Set task
Set down the material below word for word, excluding the pictures.

Dataset
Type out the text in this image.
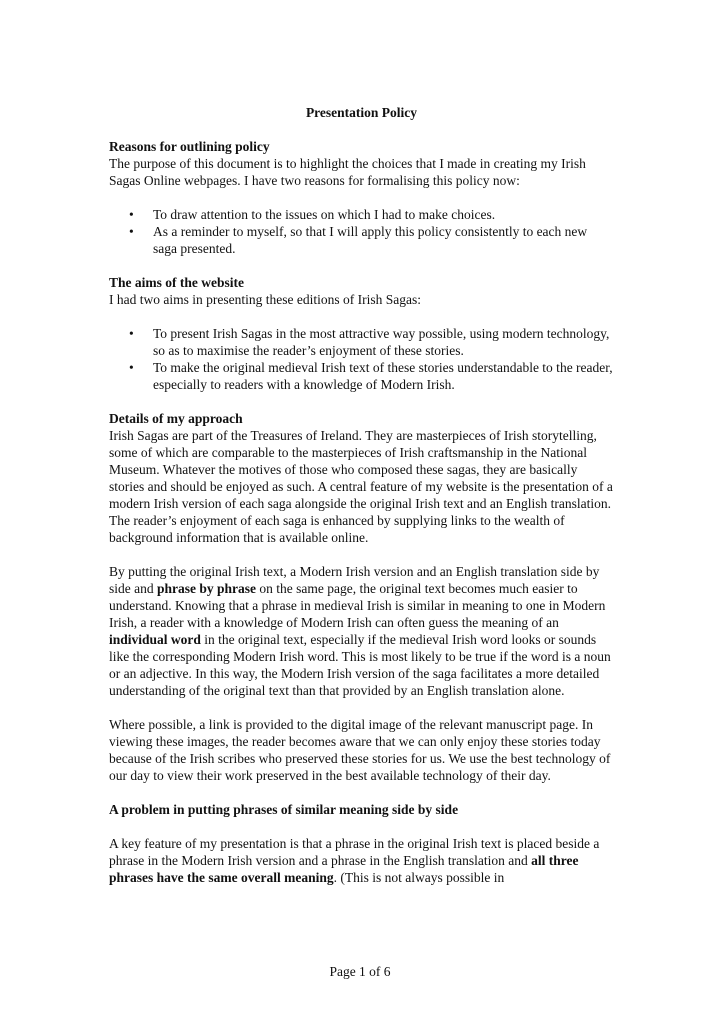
Presentation Policy

Reasons for outlining policy

The purpose of this document is to highlight the choices that I made in creating my Irish Sagas Online webpages. I have two reasons for formalising this policy now:

• To draw attention to the issues on which I had to make choices.
• As a reminder to myself, so that I will apply this policy consistently to each new saga presented.

The aims of the website

I had two aims in presenting these editions of Irish Sagas:

• To present Irish Sagas in the most attractive way possible, using modern technology, so as to maximise the reader’s enjoyment of these stories.
• To make the original medieval Irish text of these stories understandable to the reader, especially to readers with a knowledge of Modern Irish.

Details of my approach

Irish Sagas are part of the Treasures of Ireland. They are masterpieces of Irish storytelling, some of which are comparable to the masterpieces of Irish craftsmanship in the National Museum. Whatever the motives of those who composed these sagas, they are basically stories and should be enjoyed as such. A central feature of my website is the presentation of a modern Irish version of each saga alongside the original Irish text and an English translation. The reader’s enjoyment of each saga is enhanced by supplying links to the wealth of background information that is available online.

By putting the original Irish text, a Modern Irish version and an English translation side by side and phrase by phrase on the same page, the original text becomes much easier to understand. Knowing that a phrase in medieval Irish is similar in meaning to one in Modern Irish, a reader with a knowledge of Modern Irish can often guess the meaning of an individual word in the original text, especially if the medieval Irish word looks or sounds like the corresponding Modern Irish word. This is most likely to be true if the word is a noun or an adjective. In this way, the Modern Irish version of the saga facilitates a more detailed understanding of the original text than that provided by an English translation alone.

Where possible, a link is provided to the digital image of the relevant manuscript page. In viewing these images, the reader becomes aware that we can only enjoy these stories today because of the Irish scribes who preserved these stories for us. We use the best technology of our day to view their work preserved in the best available technology of their day.

A problem in putting phrases of similar meaning side by side

A key feature of my presentation is that a phrase in the original Irish text is placed beside a phrase in the Modern Irish version and a phrase in the English translation and all three phrases have the same overall meaning. (This is not always possible in

Page 1 of 6
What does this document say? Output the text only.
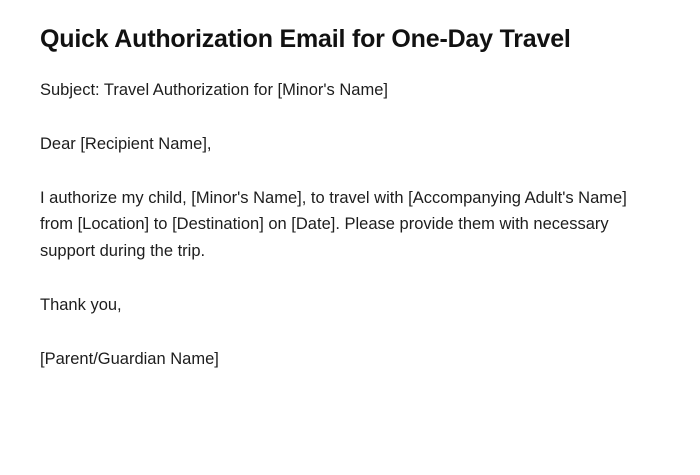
Quick Authorization Email for One-Day Travel

Subject: Travel Authorization for [Minor's Name]

Dear [Recipient Name],

I authorize my child, [Minor's Name], to travel with [Accompanying Adult's Name] from [Location] to [Destination] on [Date]. Please provide them with necessary support during the trip.

Thank you,

[Parent/Guardian Name]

Output for this exercise
Type out the text in this image.
Presentation Policy

Reasons for outlining policy

The purpose of this document is to highlight the choices that I made in creating my Irish Sagas Online webpages. I have two reasons for formalising this policy now:

• To draw attention to the issues on which I had to make choices.
• As a reminder to myself, so that I will apply this policy consistently to each new saga presented.

The aims of the website

I had two aims in presenting these editions of Irish Sagas:

• To present Irish Sagas in the most attractive way possible, using modern technology, so as to maximise the reader’s enjoyment of these stories.
• To make the original medieval Irish text of these stories understandable to the reader, especially to readers with a knowledge of Modern Irish.

Details of my approach

Irish Sagas are part of the Treasures of Ireland. They are masterpieces of Irish storytelling, some of which are comparable to the masterpieces of Irish craftsmanship in the National Museum. Whatever the motives of those who composed these sagas, they are basically stories and should be enjoyed as such. A central feature of my website is the presentation of a modern Irish version of each saga alongside the original Irish text and an English translation. The reader’s enjoyment of each saga is enhanced by supplying links to the wealth of background information that is available online.

By putting the original Irish text, a Modern Irish version and an English translation side by side and phrase by phrase on the same page, the original text becomes much easier to understand. Knowing that a phrase in medieval Irish is similar in meaning to one in Modern Irish, a reader with a knowledge of Modern Irish can often guess the meaning of an individual word in the original text, especially if the medieval Irish word looks or sounds like the corresponding Modern Irish word. This is most likely to be true if the word is a noun or an adjective. In this way, the Modern Irish version of the saga facilitates a more detailed understanding of the original text than that provided by an English translation alone.

Where possible, a link is provided to the digital image of the relevant manuscript page. In viewing these images, the reader becomes aware that we can only enjoy these stories today because of the Irish scribes who preserved these stories for us. We use the best technology of our day to view their work preserved in the best available technology of their day.

A problem in putting phrases of similar meaning side by side

A key feature of my presentation is that a phrase in the original Irish text is placed beside a phrase in the Modern Irish version and a phrase in the English translation and all three phrases have the same overall meaning. (This is not always possible in

Page 1 of 6
What does this document say? Output the text only.
Quick Authorization Email for One-Day Travel

Subject: Travel Authorization for [Minor's Name]

Dear [Recipient Name],

I authorize my child, [Minor's Name], to travel with [Accompanying Adult's Name] from [Location] to [Destination] on [Date]. Please provide them with necessary support during the trip.

Thank you,

[Parent/Guardian Name]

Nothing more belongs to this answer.